--- begin Data supplied ---
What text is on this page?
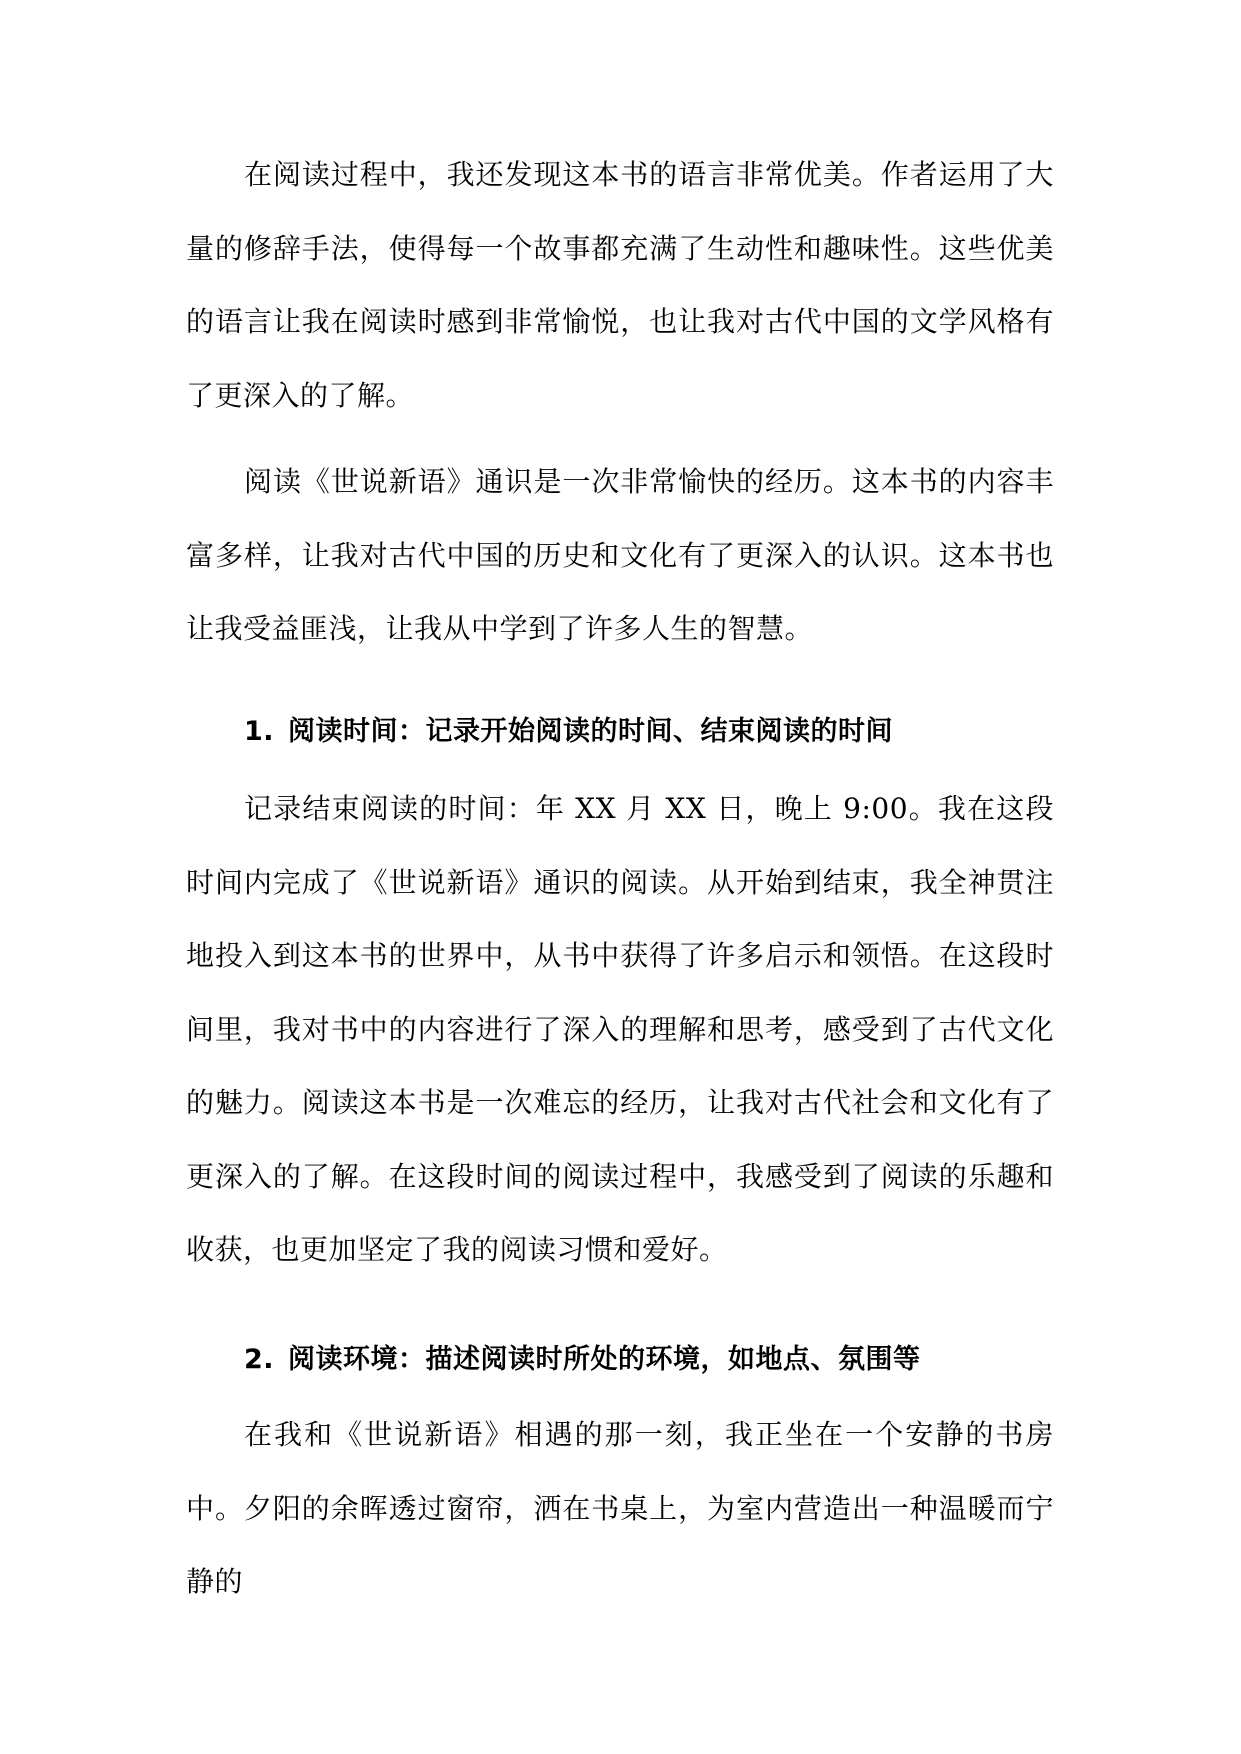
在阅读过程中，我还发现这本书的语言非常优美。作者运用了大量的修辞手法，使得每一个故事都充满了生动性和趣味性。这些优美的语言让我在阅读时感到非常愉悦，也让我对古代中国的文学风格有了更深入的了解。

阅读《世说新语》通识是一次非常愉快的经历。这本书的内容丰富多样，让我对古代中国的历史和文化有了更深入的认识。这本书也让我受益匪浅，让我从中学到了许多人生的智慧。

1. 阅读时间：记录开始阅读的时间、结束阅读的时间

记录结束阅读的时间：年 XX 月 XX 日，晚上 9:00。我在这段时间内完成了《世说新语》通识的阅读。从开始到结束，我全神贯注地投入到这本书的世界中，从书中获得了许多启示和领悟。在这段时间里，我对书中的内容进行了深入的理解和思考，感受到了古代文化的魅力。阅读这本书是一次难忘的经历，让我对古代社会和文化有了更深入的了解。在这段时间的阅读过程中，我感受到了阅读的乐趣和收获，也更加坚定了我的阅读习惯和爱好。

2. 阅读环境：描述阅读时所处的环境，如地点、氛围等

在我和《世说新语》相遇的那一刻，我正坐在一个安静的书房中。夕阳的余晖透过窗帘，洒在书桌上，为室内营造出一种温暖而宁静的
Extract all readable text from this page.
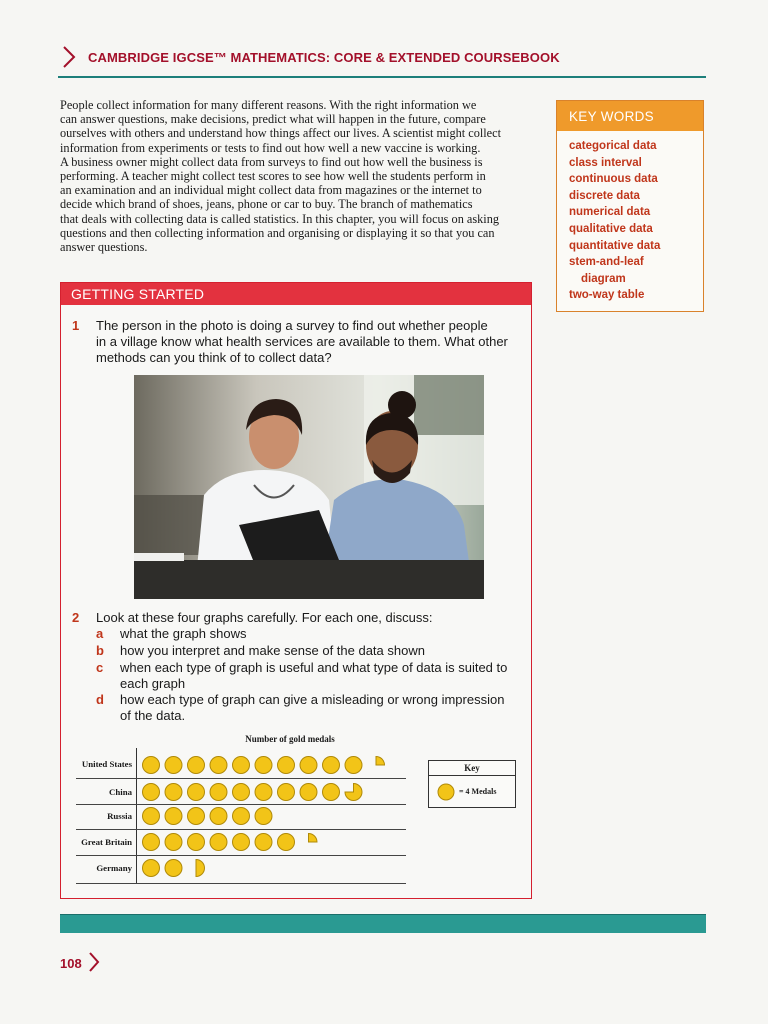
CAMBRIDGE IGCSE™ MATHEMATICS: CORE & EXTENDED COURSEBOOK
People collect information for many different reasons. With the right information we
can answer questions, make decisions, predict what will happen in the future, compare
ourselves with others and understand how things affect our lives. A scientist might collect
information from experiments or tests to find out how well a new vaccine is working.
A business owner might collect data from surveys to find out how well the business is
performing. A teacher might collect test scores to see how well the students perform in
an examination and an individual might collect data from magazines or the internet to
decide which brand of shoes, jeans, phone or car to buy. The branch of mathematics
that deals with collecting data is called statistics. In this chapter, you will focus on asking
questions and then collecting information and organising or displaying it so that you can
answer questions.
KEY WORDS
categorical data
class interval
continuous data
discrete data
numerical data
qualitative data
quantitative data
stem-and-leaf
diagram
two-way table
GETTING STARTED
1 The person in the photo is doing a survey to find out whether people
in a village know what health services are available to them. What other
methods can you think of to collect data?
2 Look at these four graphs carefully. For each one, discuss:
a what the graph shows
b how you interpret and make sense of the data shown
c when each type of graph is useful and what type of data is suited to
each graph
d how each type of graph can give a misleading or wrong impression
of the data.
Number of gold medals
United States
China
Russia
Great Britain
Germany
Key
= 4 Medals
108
--- end Data supplied ---
Leave the pictures out and reproduce all of the records exactly.

### Completed task
What text is on this page?
在阅读过程中，我还发现这本书的语言非常优美。作者运用了大量的修辞手法，使得每一个故事都充满了生动性和趣味性。这些优美的语言让我在阅读时感到非常愉悦，也让我对古代中国的文学风格有了更深入的了解。

阅读《世说新语》通识是一次非常愉快的经历。这本书的内容丰富多样，让我对古代中国的历史和文化有了更深入的认识。这本书也让我受益匪浅，让我从中学到了许多人生的智慧。

1. 阅读时间：记录开始阅读的时间、结束阅读的时间

记录结束阅读的时间：年 XX 月 XX 日，晚上 9:00。我在这段时间内完成了《世说新语》通识的阅读。从开始到结束，我全神贯注地投入到这本书的世界中，从书中获得了许多启示和领悟。在这段时间里，我对书中的内容进行了深入的理解和思考，感受到了古代文化的魅力。阅读这本书是一次难忘的经历，让我对古代社会和文化有了更深入的了解。在这段时间的阅读过程中，我感受到了阅读的乐趣和收获，也更加坚定了我的阅读习惯和爱好。

2. 阅读环境：描述阅读时所处的环境，如地点、氛围等

在我和《世说新语》相遇的那一刻，我正坐在一个安静的书房中。夕阳的余晖透过窗帘，洒在书桌上，为室内营造出一种温暖而宁静的
Extract all readable text from this page.
CAMBRIDGE IGCSE™ MATHEMATICS: CORE & EXTENDED COURSEBOOK
People collect information for many different reasons. With the right information we
can answer questions, make decisions, predict what will happen in the future, compare
ourselves with others and understand how things affect our lives. A scientist might collect
information from experiments or tests to find out how well a new vaccine is working.
A business owner might collect data from surveys to find out how well the business is
performing. A teacher might collect test scores to see how well the students perform in
an examination and an individual might collect data from magazines or the internet to
decide which brand of shoes, jeans, phone or car to buy. The branch of mathematics
that deals with collecting data is called statistics. In this chapter, you will focus on asking
questions and then collecting information and organising or displaying it so that you can
answer questions.
KEY WORDS
categorical data
class interval
continuous data
discrete data
numerical data
qualitative data
quantitative data
stem-and-leaf
diagram
two-way table
GETTING STARTED
1 The person in the photo is doing a survey to find out whether people
in a village know what health services are available to them. What other
methods can you think of to collect data?
2 Look at these four graphs carefully. For each one, discuss:
a what the graph shows
b how you interpret and make sense of the data shown
c when each type of graph is useful and what type of data is suited to
each graph
d how each type of graph can give a misleading or wrong impression
of the data.
Number of gold medals
United States
China
Russia
Great Britain
Germany
Key
= 4 Medals
108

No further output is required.